Stated goal: Find and return each line containing "availability".

[Dataset records]
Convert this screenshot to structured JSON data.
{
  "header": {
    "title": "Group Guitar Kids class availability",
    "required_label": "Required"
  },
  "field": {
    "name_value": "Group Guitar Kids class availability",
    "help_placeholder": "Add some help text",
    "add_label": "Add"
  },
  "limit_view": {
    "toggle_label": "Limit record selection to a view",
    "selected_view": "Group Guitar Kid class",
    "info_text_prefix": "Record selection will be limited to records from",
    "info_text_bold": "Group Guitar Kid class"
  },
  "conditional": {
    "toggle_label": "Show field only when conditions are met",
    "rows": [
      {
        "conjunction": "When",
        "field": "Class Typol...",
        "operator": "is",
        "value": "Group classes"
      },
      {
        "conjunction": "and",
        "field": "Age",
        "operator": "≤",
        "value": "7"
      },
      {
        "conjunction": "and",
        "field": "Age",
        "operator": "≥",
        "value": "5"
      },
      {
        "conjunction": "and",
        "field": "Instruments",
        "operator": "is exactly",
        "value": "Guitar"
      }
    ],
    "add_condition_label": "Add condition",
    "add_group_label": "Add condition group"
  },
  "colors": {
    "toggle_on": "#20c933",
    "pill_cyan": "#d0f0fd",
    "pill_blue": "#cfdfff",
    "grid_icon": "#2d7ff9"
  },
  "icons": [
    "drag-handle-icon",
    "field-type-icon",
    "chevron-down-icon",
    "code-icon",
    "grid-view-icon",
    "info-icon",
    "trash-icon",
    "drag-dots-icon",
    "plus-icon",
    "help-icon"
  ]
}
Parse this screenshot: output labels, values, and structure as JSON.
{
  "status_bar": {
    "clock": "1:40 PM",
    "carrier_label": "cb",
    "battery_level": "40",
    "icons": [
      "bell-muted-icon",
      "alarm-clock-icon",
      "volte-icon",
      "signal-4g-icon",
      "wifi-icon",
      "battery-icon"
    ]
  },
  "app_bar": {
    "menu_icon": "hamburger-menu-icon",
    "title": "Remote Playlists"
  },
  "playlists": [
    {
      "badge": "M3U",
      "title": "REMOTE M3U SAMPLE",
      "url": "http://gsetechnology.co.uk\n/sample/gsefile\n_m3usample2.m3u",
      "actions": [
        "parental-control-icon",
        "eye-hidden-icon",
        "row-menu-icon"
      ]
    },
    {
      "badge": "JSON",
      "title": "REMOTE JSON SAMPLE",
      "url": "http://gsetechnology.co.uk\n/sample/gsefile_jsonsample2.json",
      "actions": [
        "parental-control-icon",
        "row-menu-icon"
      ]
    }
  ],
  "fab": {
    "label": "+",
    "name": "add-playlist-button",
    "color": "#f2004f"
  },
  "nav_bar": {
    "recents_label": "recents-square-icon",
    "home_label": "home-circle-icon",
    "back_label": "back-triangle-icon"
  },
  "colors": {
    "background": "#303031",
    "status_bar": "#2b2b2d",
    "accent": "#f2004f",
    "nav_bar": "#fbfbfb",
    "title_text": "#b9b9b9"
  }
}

Written answer:
    "title": "Group Guitar Kids class availability",
    "name_value": "Group Guitar Kids class availability",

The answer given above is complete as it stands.